>>>
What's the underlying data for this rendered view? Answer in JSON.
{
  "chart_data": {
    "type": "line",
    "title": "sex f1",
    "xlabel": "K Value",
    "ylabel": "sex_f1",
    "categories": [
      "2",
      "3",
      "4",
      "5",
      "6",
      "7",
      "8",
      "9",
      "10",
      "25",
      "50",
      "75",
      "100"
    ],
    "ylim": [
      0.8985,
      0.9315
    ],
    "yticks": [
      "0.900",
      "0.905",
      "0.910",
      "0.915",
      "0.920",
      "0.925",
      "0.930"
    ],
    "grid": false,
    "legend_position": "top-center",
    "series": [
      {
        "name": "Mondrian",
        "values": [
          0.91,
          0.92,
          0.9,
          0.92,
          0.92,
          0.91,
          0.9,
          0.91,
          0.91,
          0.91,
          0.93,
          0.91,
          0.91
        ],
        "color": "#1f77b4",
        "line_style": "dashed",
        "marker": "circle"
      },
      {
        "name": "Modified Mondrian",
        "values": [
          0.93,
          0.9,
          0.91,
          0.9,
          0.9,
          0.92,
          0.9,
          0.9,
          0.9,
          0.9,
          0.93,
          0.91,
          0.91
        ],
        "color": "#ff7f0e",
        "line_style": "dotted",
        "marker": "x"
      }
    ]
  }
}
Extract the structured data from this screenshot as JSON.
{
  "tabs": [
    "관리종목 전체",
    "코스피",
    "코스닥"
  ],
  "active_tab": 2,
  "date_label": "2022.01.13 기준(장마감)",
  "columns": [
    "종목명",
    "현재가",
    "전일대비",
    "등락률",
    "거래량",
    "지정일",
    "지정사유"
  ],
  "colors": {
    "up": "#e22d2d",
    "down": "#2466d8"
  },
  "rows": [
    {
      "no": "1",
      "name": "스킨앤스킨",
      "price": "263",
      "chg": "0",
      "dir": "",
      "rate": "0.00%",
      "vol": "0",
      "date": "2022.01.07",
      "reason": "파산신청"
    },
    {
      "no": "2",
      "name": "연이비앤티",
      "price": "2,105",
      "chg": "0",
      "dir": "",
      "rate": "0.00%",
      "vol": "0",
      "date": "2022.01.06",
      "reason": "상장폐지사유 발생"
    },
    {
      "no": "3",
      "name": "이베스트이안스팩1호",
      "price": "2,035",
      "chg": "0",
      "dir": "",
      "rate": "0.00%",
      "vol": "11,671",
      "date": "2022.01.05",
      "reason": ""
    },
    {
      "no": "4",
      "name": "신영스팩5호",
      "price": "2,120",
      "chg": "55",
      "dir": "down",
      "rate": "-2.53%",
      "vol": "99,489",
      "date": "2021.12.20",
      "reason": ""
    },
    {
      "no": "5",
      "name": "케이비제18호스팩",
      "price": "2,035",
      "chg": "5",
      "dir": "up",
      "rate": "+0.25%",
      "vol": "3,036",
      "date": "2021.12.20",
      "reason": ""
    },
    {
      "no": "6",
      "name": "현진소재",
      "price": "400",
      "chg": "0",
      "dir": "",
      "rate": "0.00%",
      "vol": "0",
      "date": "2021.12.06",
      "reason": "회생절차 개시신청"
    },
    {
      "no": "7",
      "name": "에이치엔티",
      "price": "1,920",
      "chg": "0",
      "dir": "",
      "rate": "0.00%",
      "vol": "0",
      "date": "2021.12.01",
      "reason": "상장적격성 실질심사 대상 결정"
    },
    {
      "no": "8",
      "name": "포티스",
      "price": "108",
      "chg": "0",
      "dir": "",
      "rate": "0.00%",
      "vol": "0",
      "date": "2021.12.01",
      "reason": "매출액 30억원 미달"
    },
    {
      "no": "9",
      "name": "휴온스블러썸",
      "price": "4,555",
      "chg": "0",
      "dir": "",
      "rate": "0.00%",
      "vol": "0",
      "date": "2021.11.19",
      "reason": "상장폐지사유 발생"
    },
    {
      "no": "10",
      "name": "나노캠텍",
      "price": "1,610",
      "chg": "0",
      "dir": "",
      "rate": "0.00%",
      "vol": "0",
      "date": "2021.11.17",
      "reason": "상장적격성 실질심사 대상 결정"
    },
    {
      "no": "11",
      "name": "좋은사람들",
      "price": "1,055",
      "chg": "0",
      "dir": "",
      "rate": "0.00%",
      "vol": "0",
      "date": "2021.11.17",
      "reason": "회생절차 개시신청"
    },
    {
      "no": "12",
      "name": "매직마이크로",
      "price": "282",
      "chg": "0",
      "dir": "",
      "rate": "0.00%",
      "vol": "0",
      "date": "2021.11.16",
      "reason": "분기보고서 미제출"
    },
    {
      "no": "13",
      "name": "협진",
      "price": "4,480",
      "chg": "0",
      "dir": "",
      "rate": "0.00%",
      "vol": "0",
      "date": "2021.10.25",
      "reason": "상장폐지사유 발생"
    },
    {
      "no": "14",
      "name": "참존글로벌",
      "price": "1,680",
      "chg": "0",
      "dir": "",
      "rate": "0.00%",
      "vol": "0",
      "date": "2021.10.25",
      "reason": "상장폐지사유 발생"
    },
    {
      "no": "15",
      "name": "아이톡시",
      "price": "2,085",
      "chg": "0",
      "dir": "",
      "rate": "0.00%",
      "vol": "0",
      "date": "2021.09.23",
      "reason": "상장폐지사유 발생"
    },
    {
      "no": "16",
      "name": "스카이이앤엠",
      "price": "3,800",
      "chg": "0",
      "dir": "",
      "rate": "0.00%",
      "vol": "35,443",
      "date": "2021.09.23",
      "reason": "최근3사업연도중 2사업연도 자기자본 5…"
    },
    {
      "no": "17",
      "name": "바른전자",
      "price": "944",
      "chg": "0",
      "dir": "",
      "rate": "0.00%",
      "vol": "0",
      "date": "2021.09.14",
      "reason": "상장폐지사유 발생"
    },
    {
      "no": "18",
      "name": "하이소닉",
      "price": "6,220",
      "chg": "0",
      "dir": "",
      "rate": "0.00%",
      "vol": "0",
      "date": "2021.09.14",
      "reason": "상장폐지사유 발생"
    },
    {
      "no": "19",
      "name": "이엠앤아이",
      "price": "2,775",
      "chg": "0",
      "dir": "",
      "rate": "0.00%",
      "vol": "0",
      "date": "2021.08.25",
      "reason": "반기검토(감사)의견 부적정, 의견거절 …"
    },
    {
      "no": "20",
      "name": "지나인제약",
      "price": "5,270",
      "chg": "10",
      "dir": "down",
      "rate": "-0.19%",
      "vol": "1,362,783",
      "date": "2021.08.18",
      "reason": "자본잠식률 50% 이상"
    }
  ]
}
<<<
▶ Task to carry out
Look through the records and gather every line containing "JSON".

▶ Written response
What's the underlying data for this rendered view? Answer in JSON.
Extract the structured data from this screenshot as JSON.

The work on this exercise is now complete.